Goal of the exercise: Set down precisely the lines from the line with "Read out every word on this page." through the end of the material, inclusive, and no pictures.

## start Exercise data

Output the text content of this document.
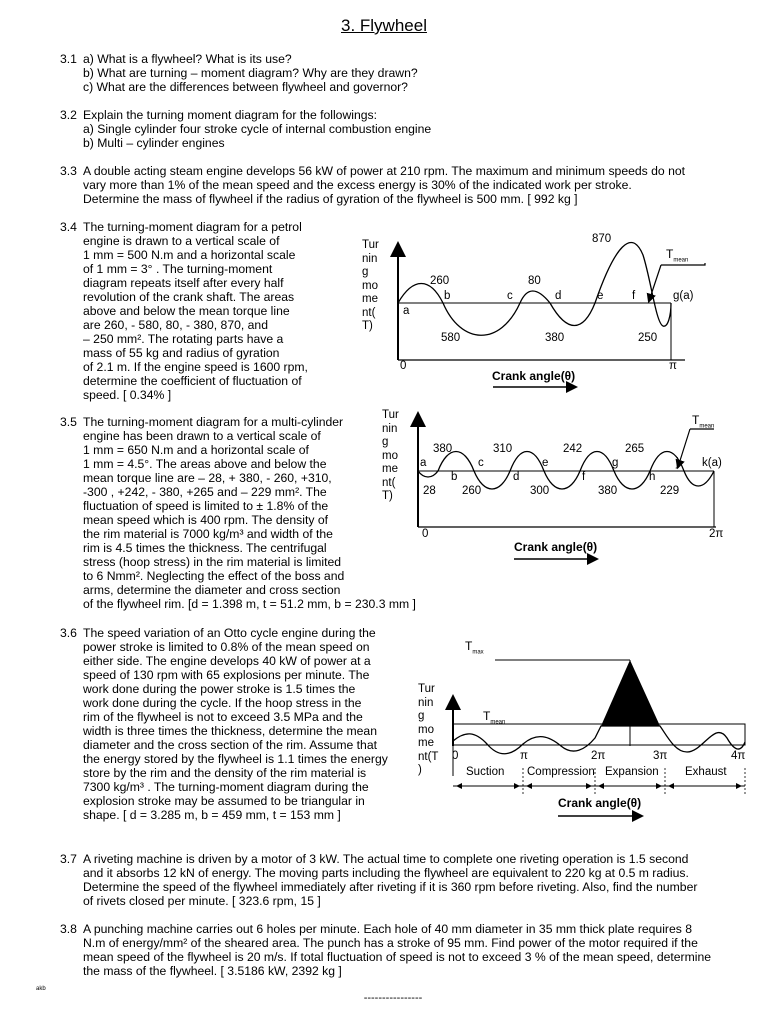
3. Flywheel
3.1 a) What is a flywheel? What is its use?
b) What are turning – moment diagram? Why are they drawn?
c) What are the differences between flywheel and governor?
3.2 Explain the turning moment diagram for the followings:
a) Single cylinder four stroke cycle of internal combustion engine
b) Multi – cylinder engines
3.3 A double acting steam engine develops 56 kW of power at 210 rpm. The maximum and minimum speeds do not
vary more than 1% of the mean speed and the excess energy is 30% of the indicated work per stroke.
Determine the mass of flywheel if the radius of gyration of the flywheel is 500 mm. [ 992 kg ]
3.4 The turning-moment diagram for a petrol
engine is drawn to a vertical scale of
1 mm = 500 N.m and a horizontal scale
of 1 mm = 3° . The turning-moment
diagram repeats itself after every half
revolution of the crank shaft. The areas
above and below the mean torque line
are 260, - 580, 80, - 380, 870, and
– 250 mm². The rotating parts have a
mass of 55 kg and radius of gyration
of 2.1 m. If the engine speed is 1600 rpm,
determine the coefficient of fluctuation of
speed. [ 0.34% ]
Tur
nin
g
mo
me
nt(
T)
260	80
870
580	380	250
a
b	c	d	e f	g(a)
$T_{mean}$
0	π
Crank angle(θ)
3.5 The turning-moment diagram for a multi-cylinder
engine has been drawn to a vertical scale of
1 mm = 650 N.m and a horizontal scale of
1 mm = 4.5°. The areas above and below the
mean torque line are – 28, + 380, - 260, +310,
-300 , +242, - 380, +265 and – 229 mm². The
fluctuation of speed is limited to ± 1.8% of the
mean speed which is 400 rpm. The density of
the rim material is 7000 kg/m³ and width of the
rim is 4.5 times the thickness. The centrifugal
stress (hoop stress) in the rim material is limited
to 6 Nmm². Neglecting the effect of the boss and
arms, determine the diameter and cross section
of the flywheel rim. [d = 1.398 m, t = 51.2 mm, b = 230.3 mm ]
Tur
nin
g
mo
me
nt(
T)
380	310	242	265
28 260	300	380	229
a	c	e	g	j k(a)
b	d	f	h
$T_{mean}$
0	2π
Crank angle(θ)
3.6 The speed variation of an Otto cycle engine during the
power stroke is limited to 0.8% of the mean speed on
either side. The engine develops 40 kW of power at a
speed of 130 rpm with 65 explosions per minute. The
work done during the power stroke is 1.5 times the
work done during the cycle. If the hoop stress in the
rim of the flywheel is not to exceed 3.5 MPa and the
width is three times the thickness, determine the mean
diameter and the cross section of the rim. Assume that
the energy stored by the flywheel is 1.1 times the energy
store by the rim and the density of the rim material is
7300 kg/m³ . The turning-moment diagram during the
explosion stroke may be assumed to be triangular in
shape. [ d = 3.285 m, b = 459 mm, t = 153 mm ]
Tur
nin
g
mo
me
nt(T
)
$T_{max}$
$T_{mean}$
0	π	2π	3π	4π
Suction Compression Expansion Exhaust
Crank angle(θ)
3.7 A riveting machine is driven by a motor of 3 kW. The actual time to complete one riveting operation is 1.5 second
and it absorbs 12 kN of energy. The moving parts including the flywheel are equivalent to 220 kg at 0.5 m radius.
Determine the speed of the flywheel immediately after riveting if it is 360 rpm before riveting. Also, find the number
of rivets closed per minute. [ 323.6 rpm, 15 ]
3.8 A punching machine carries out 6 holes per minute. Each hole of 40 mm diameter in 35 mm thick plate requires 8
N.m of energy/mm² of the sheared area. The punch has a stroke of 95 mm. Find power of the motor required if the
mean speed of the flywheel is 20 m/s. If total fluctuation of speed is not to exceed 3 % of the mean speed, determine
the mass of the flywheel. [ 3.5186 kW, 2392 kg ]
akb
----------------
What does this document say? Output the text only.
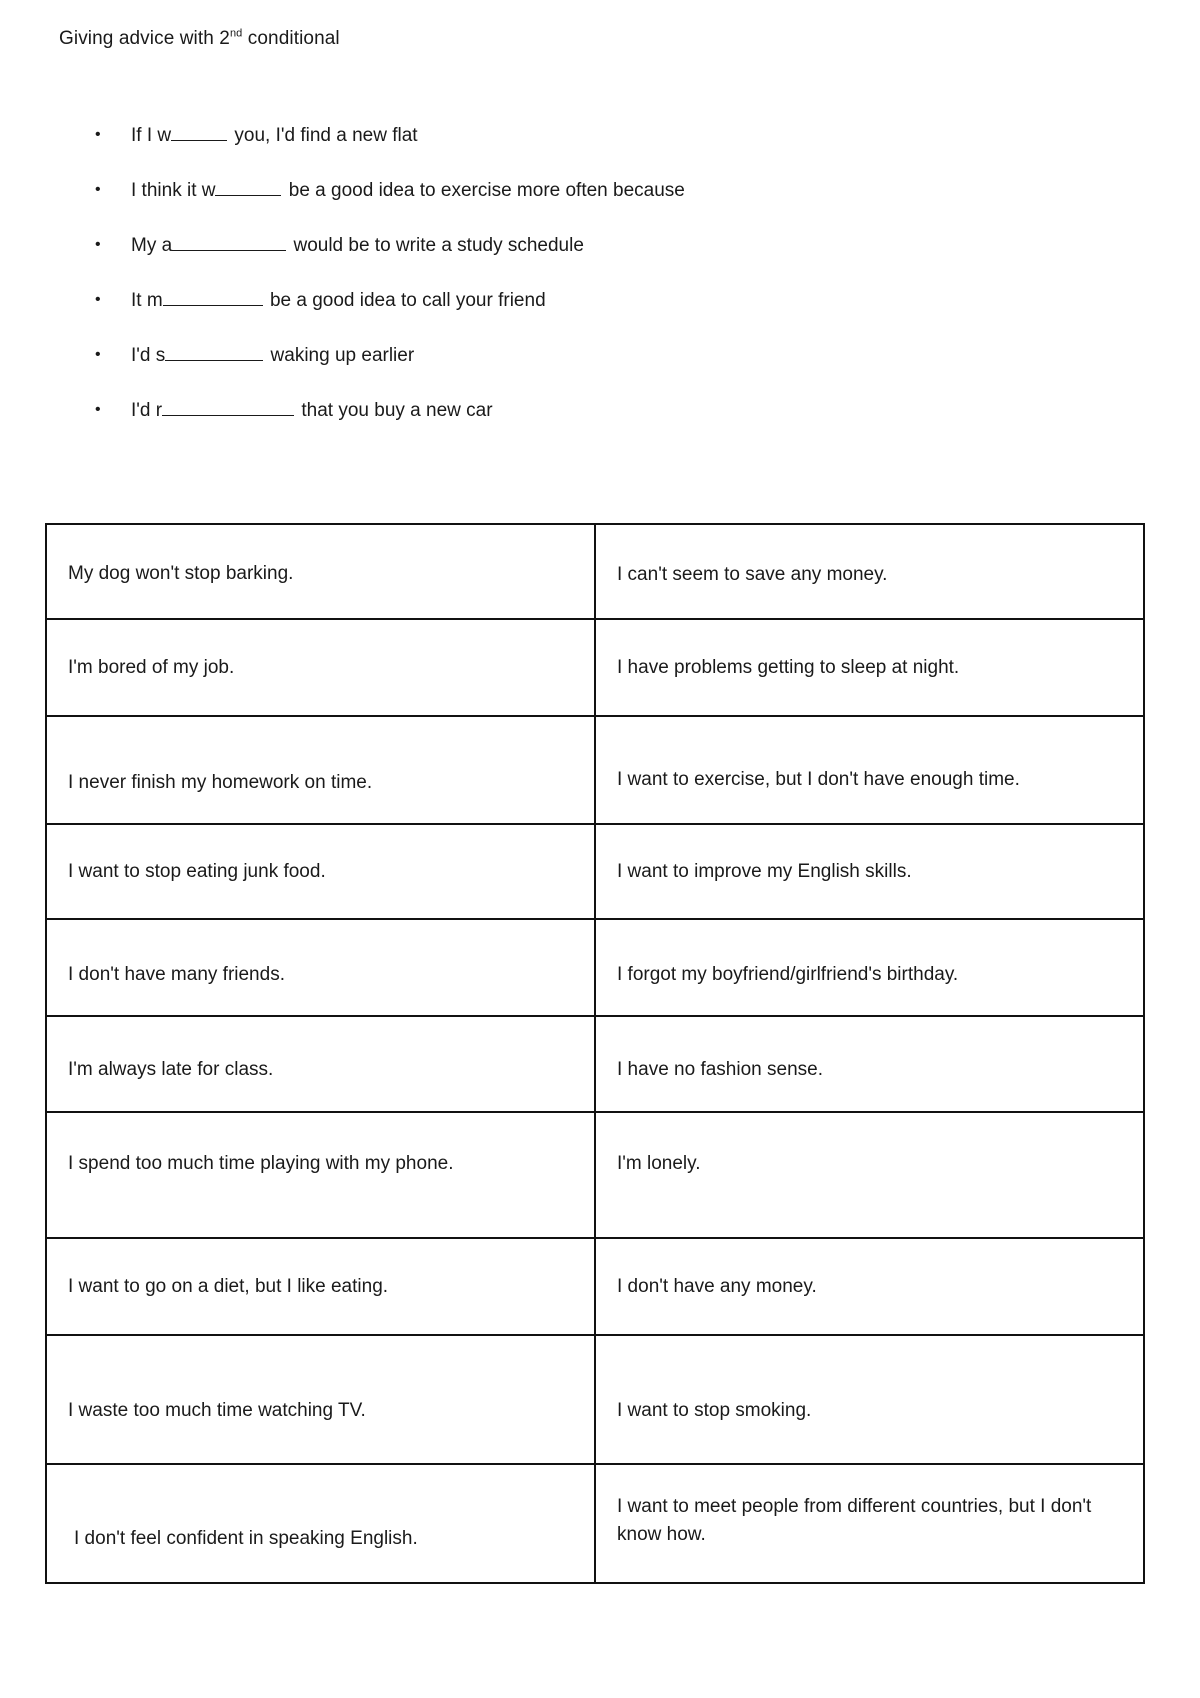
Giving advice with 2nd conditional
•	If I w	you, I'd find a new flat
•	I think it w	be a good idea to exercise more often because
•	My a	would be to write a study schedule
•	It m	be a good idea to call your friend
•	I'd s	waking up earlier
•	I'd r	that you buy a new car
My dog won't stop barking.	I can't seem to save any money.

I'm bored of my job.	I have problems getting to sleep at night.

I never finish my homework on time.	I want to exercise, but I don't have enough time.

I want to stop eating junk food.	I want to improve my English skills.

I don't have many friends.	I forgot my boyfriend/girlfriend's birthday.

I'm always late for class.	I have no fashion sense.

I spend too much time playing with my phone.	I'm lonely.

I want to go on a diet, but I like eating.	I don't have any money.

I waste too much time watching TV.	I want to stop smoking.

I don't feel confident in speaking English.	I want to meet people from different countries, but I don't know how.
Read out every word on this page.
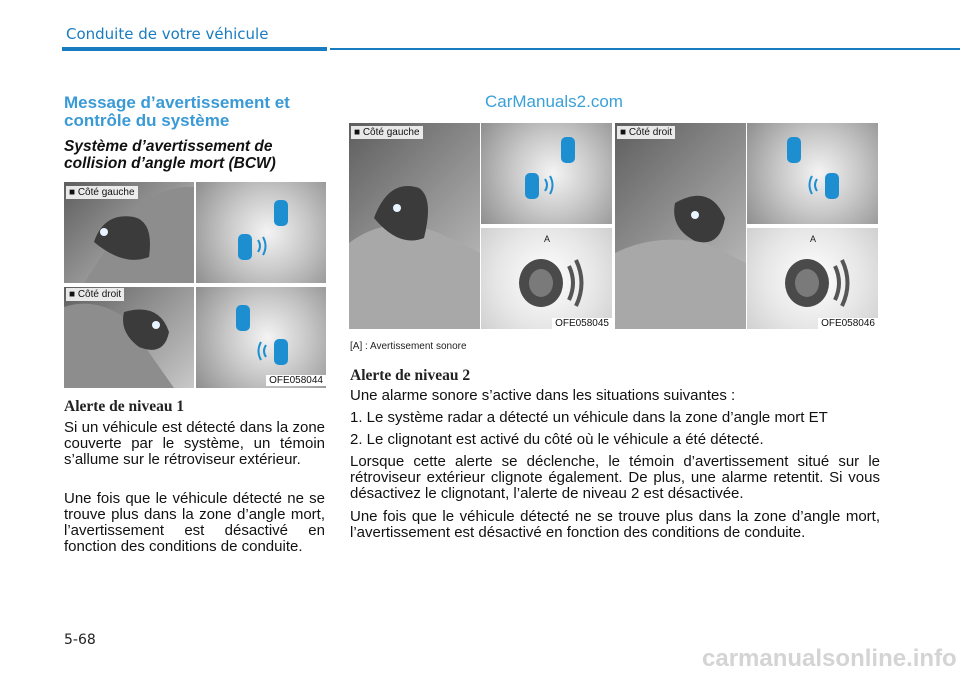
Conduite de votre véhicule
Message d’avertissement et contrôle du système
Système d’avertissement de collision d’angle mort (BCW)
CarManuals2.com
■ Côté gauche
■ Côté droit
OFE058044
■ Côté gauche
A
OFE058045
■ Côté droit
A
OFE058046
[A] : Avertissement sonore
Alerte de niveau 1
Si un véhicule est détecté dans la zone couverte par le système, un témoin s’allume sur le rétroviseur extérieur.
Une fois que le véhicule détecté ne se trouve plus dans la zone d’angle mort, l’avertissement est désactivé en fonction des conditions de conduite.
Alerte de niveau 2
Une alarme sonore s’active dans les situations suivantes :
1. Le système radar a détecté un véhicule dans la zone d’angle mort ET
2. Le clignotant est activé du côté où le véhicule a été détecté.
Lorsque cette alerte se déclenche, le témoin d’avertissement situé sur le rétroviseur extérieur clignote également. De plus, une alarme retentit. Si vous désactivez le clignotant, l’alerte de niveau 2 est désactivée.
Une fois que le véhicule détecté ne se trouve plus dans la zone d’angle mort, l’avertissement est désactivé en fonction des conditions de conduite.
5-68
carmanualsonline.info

## end Exercise data

Written reply:
Read out every word on this page.
Conduite de votre véhicule
Message d’avertissement et contrôle du système
Système d’avertissement de collision d’angle mort (BCW)
CarManuals2.com
■ Côté gauche
■ Côté droit
OFE058044
■ Côté gauche
A
OFE058045
■ Côté droit
A
OFE058046
[A] : Avertissement sonore
Alerte de niveau 1
Si un véhicule est détecté dans la zone couverte par le système, un témoin s’allume sur le rétroviseur extérieur.
Une fois que le véhicule détecté ne se trouve plus dans la zone d’angle mort, l’avertissement est désactivé en fonction des conditions de conduite.
Alerte de niveau 2
Une alarme sonore s’active dans les situations suivantes :
1. Le système radar a détecté un véhicule dans la zone d’angle mort ET
2. Le clignotant est activé du côté où le véhicule a été détecté.
Lorsque cette alerte se déclenche, le témoin d’avertissement situé sur le rétroviseur extérieur clignote également. De plus, une alarme retentit. Si vous désactivez le clignotant, l’alerte de niveau 2 est désactivée.
Une fois que le véhicule détecté ne se trouve plus dans la zone d’angle mort, l’avertissement est désactivé en fonction des conditions de conduite.
5-68
carmanualsonline.info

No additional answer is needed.